_Exercise goal_
From the records below, pull each line that has "duration".
┌─ Extracted material
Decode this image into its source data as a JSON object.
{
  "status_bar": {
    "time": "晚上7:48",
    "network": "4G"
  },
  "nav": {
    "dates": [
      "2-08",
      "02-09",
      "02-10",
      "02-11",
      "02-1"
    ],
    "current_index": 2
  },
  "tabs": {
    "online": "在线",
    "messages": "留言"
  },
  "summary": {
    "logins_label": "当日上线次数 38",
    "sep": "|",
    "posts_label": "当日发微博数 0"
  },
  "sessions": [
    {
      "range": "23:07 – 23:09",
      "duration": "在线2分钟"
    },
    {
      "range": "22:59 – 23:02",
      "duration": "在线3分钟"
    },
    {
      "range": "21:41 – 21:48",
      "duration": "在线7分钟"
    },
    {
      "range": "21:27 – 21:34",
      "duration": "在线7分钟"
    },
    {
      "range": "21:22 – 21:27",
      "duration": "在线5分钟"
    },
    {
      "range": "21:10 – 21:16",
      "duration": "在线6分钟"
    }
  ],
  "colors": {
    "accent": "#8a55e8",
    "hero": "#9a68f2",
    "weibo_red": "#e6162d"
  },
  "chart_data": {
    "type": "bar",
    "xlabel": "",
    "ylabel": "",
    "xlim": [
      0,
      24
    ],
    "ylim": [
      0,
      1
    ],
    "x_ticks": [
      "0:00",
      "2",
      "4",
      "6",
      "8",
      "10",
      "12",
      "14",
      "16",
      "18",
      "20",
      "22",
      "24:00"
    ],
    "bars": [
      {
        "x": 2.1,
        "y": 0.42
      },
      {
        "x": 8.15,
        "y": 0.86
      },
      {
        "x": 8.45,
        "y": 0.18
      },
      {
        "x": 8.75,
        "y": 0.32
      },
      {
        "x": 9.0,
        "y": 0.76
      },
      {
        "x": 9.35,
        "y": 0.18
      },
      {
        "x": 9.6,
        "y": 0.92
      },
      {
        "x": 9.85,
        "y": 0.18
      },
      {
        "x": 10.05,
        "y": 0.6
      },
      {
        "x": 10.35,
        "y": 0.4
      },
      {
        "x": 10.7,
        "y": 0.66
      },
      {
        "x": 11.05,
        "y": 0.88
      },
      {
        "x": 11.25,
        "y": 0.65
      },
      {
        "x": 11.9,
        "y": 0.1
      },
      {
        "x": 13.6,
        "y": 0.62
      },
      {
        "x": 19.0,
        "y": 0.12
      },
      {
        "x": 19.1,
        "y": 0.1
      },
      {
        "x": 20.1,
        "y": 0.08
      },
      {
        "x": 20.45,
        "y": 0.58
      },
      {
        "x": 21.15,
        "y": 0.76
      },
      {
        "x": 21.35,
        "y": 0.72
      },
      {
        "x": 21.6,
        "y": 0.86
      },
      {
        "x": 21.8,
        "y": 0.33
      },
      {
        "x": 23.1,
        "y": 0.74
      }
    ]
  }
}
└─
_Written response_
      "duration": "在线2分钟"
      "duration": "在线3分钟"
      "duration": "在线7分钟"
      "duration": "在线7分钟"
      "duration": "在线5分钟"
      "duration": "在线6分钟"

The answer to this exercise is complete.